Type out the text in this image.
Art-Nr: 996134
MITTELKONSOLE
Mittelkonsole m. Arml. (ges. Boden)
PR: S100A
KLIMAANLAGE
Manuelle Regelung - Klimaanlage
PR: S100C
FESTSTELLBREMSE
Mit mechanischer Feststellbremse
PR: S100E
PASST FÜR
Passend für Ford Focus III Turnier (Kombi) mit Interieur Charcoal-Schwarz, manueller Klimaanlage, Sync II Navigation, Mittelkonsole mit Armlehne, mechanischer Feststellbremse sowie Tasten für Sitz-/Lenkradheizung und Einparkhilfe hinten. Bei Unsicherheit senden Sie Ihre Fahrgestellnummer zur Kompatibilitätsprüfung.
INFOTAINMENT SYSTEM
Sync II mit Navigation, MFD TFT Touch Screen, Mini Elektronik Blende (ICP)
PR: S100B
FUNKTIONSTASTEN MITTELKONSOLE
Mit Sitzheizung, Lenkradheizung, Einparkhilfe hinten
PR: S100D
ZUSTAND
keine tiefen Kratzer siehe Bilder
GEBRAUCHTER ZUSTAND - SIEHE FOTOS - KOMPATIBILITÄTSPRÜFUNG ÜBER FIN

··········

Transcribe each entry precisely, missing none.

EXERCISE RESPONSE:
Type out the text in this image.
Art-Nr: 996134
MITTELKONSOLE
Mittelkonsole m. Arml. (ges. Boden)
PR: S100A
KLIMAANLAGE
Manuelle Regelung - Klimaanlage
PR: S100C
FESTSTELLBREMSE
Mit mechanischer Feststellbremse
PR: S100E
PASST FÜR
Passend für Ford Focus III Turnier (Kombi) mit Interieur Charcoal-Schwarz, manueller Klimaanlage, Sync II Navigation, Mittelkonsole mit Armlehne, mechanischer Feststellbremse sowie Tasten für Sitz-/Lenkradheizung und Einparkhilfe hinten. Bei Unsicherheit senden Sie Ihre Fahrgestellnummer zur Kompatibilitätsprüfung.
INFOTAINMENT SYSTEM
Sync II mit Navigation, MFD TFT Touch Screen, Mini Elektronik Blende (ICP)
PR: S100B
FUNKTIONSTASTEN MITTELKONSOLE
Mit Sitzheizung, Lenkradheizung, Einparkhilfe hinten
PR: S100D
ZUSTAND
keine tiefen Kratzer siehe Bilder
GEBRAUCHTER ZUSTAND - SIEHE FOTOS - KOMPATIBILITÄTSPRÜFUNG ÜBER FIN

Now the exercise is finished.